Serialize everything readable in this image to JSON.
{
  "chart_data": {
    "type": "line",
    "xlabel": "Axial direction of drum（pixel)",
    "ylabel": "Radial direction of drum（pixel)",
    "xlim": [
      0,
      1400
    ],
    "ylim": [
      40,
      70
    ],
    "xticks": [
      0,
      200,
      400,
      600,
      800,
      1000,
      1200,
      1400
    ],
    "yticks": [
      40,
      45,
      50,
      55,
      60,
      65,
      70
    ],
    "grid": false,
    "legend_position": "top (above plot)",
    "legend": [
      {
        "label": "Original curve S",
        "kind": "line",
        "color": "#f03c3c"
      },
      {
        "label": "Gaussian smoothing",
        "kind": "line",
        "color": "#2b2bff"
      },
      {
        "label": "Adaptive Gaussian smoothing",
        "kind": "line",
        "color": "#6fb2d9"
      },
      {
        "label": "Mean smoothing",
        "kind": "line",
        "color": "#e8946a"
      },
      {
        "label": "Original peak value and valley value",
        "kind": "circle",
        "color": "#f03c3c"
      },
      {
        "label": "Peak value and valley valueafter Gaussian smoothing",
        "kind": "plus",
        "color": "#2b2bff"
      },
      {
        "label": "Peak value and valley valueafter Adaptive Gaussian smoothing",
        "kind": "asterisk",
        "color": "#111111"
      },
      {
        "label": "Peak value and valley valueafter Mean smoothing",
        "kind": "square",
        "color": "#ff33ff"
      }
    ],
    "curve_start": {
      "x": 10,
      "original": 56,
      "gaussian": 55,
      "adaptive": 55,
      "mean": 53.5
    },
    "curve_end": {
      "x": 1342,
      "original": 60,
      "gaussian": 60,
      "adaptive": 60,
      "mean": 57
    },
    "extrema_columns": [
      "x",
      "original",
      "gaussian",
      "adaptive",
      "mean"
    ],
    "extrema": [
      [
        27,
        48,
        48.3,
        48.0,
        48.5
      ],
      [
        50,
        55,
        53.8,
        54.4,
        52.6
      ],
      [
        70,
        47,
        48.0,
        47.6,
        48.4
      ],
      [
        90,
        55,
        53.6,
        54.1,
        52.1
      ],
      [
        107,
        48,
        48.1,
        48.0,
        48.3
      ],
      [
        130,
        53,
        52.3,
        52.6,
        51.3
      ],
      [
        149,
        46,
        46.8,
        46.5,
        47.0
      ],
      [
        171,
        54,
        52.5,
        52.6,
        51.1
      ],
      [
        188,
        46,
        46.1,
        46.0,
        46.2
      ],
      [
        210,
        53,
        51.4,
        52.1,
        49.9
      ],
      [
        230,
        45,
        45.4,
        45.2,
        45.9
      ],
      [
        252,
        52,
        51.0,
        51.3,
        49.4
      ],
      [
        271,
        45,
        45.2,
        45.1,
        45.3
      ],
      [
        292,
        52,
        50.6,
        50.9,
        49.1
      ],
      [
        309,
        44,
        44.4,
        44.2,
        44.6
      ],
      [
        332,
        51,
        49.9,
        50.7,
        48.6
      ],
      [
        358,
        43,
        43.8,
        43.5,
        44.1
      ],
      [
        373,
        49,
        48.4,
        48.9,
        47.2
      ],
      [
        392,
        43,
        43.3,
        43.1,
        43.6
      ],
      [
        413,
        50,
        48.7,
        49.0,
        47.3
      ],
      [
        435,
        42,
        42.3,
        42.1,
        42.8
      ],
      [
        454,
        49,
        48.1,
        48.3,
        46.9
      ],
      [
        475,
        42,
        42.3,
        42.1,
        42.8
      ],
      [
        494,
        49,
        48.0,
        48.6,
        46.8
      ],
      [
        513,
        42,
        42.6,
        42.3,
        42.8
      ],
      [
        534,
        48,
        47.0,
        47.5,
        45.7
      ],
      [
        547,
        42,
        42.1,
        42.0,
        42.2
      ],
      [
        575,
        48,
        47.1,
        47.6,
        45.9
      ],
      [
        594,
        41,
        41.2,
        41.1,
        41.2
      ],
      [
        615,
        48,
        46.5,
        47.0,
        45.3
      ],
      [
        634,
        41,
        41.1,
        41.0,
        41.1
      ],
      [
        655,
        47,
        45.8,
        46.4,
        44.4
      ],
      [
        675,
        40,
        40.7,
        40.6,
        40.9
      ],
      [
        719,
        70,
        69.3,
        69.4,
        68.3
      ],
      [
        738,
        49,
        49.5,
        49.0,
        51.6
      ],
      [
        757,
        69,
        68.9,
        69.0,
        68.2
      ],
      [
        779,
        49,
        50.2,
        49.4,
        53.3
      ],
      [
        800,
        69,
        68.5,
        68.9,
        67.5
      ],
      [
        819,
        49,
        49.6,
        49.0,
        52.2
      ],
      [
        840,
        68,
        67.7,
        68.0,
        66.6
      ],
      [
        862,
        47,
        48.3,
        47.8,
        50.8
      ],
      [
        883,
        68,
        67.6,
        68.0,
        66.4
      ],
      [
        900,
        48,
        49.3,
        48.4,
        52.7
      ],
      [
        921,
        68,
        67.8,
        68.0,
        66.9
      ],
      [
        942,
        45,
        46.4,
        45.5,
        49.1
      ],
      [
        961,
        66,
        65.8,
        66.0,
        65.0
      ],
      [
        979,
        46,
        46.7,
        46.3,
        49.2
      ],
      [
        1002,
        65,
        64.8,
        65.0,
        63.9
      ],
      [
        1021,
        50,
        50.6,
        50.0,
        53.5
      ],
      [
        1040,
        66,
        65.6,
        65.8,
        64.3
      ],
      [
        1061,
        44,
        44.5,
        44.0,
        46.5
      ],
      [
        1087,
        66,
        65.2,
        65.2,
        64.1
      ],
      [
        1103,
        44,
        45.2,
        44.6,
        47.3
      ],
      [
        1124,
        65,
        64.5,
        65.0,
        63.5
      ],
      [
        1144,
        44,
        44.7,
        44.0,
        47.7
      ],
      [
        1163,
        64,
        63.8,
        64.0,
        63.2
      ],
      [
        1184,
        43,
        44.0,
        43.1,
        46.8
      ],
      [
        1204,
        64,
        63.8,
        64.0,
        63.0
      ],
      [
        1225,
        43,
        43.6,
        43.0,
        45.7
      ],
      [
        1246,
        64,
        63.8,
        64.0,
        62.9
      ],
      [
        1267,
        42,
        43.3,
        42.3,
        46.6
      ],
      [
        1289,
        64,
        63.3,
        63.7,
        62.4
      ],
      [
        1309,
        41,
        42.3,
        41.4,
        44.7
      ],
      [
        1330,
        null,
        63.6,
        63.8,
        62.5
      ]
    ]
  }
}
######
YOUR INSTRUCTIONS
Each record should come back exactly as written.

RESPONSE
Serialize everything readable in this image to JSON.
{
  "chart_data": {
    "type": "line",
    "xlabel": "Axial direction of drum（pixel)",
    "ylabel": "Radial direction of drum（pixel)",
    "xlim": [
      0,
      1400
    ],
    "ylim": [
      40,
      70
    ],
    "xticks": [
      0,
      200,
      400,
      600,
      800,
      1000,
      1200,
      1400
    ],
    "yticks": [
      40,
      45,
      50,
      55,
      60,
      65,
      70
    ],
    "grid": false,
    "legend_position": "top (above plot)",
    "legend": [
      {
        "label": "Original curve S",
        "kind": "line",
        "color": "#f03c3c"
      },
      {
        "label": "Gaussian smoothing",
        "kind": "line",
        "color": "#2b2bff"
      },
      {
        "label": "Adaptive Gaussian smoothing",
        "kind": "line",
        "color": "#6fb2d9"
      },
      {
        "label": "Mean smoothing",
        "kind": "line",
        "color": "#e8946a"
      },
      {
        "label": "Original peak value and valley value",
        "kind": "circle",
        "color": "#f03c3c"
      },
      {
        "label": "Peak value and valley valueafter Gaussian smoothing",
        "kind": "plus",
        "color": "#2b2bff"
      },
      {
        "label": "Peak value and valley valueafter Adaptive Gaussian smoothing",
        "kind": "asterisk",
        "color": "#111111"
      },
      {
        "label": "Peak value and valley valueafter Mean smoothing",
        "kind": "square",
        "color": "#ff33ff"
      }
    ],
    "curve_start": {
      "x": 10,
      "original": 56,
      "gaussian": 55,
      "adaptive": 55,
      "mean": 53.5
    },
    "curve_end": {
      "x": 1342,
      "original": 60,
      "gaussian": 60,
      "adaptive": 60,
      "mean": 57
    },
    "extrema_columns": [
      "x",
      "original",
      "gaussian",
      "adaptive",
      "mean"
    ],
    "extrema": [
      [
        27,
        48,
        48.3,
        48.0,
        48.5
      ],
      [
        50,
        55,
        53.8,
        54.4,
        52.6
      ],
      [
        70,
        47,
        48.0,
        47.6,
        48.4
      ],
      [
        90,
        55,
        53.6,
        54.1,
        52.1
      ],
      [
        107,
        48,
        48.1,
        48.0,
        48.3
      ],
      [
        130,
        53,
        52.3,
        52.6,
        51.3
      ],
      [
        149,
        46,
        46.8,
        46.5,
        47.0
      ],
      [
        171,
        54,
        52.5,
        52.6,
        51.1
      ],
      [
        188,
        46,
        46.1,
        46.0,
        46.2
      ],
      [
        210,
        53,
        51.4,
        52.1,
        49.9
      ],
      [
        230,
        45,
        45.4,
        45.2,
        45.9
      ],
      [
        252,
        52,
        51.0,
        51.3,
        49.4
      ],
      [
        271,
        45,
        45.2,
        45.1,
        45.3
      ],
      [
        292,
        52,
        50.6,
        50.9,
        49.1
      ],
      [
        309,
        44,
        44.4,
        44.2,
        44.6
      ],
      [
        332,
        51,
        49.9,
        50.7,
        48.6
      ],
      [
        358,
        43,
        43.8,
        43.5,
        44.1
      ],
      [
        373,
        49,
        48.4,
        48.9,
        47.2
      ],
      [
        392,
        43,
        43.3,
        43.1,
        43.6
      ],
      [
        413,
        50,
        48.7,
        49.0,
        47.3
      ],
      [
        435,
        42,
        42.3,
        42.1,
        42.8
      ],
      [
        454,
        49,
        48.1,
        48.3,
        46.9
      ],
      [
        475,
        42,
        42.3,
        42.1,
        42.8
      ],
      [
        494,
        49,
        48.0,
        48.6,
        46.8
      ],
      [
        513,
        42,
        42.6,
        42.3,
        42.8
      ],
      [
        534,
        48,
        47.0,
        47.5,
        45.7
      ],
      [
        547,
        42,
        42.1,
        42.0,
        42.2
      ],
      [
        575,
        48,
        47.1,
        47.6,
        45.9
      ],
      [
        594,
        41,
        41.2,
        41.1,
        41.2
      ],
      [
        615,
        48,
        46.5,
        47.0,
        45.3
      ],
      [
        634,
        41,
        41.1,
        41.0,
        41.1
      ],
      [
        655,
        47,
        45.8,
        46.4,
        44.4
      ],
      [
        675,
        40,
        40.7,
        40.6,
        40.9
      ],
      [
        719,
        70,
        69.3,
        69.4,
        68.3
      ],
      [
        738,
        49,
        49.5,
        49.0,
        51.6
      ],
      [
        757,
        69,
        68.9,
        69.0,
        68.2
      ],
      [
        779,
        49,
        50.2,
        49.4,
        53.3
      ],
      [
        800,
        69,
        68.5,
        68.9,
        67.5
      ],
      [
        819,
        49,
        49.6,
        49.0,
        52.2
      ],
      [
        840,
        68,
        67.7,
        68.0,
        66.6
      ],
      [
        862,
        47,
        48.3,
        47.8,
        50.8
      ],
      [
        883,
        68,
        67.6,
        68.0,
        66.4
      ],
      [
        900,
        48,
        49.3,
        48.4,
        52.7
      ],
      [
        921,
        68,
        67.8,
        68.0,
        66.9
      ],
      [
        942,
        45,
        46.4,
        45.5,
        49.1
      ],
      [
        961,
        66,
        65.8,
        66.0,
        65.0
      ],
      [
        979,
        46,
        46.7,
        46.3,
        49.2
      ],
      [
        1002,
        65,
        64.8,
        65.0,
        63.9
      ],
      [
        1021,
        50,
        50.6,
        50.0,
        53.5
      ],
      [
        1040,
        66,
        65.6,
        65.8,
        64.3
      ],
      [
        1061,
        44,
        44.5,
        44.0,
        46.5
      ],
      [
        1087,
        66,
        65.2,
        65.2,
        64.1
      ],
      [
        1103,
        44,
        45.2,
        44.6,
        47.3
      ],
      [
        1124,
        65,
        64.5,
        65.0,
        63.5
      ],
      [
        1144,
        44,
        44.7,
        44.0,
        47.7
      ],
      [
        1163,
        64,
        63.8,
        64.0,
        63.2
      ],
      [
        1184,
        43,
        44.0,
        43.1,
        46.8
      ],
      [
        1204,
        64,
        63.8,
        64.0,
        63.0
      ],
      [
        1225,
        43,
        43.6,
        43.0,
        45.7
      ],
      [
        1246,
        64,
        63.8,
        64.0,
        62.9
      ],
      [
        1267,
        42,
        43.3,
        42.3,
        46.6
      ],
      [
        1289,
        64,
        63.3,
        63.7,
        62.4
      ],
      [
        1309,
        41,
        42.3,
        41.4,
        44.7
      ],
      [
        1330,
        null,
        63.6,
        63.8,
        62.5
      ]
    ]
  }
}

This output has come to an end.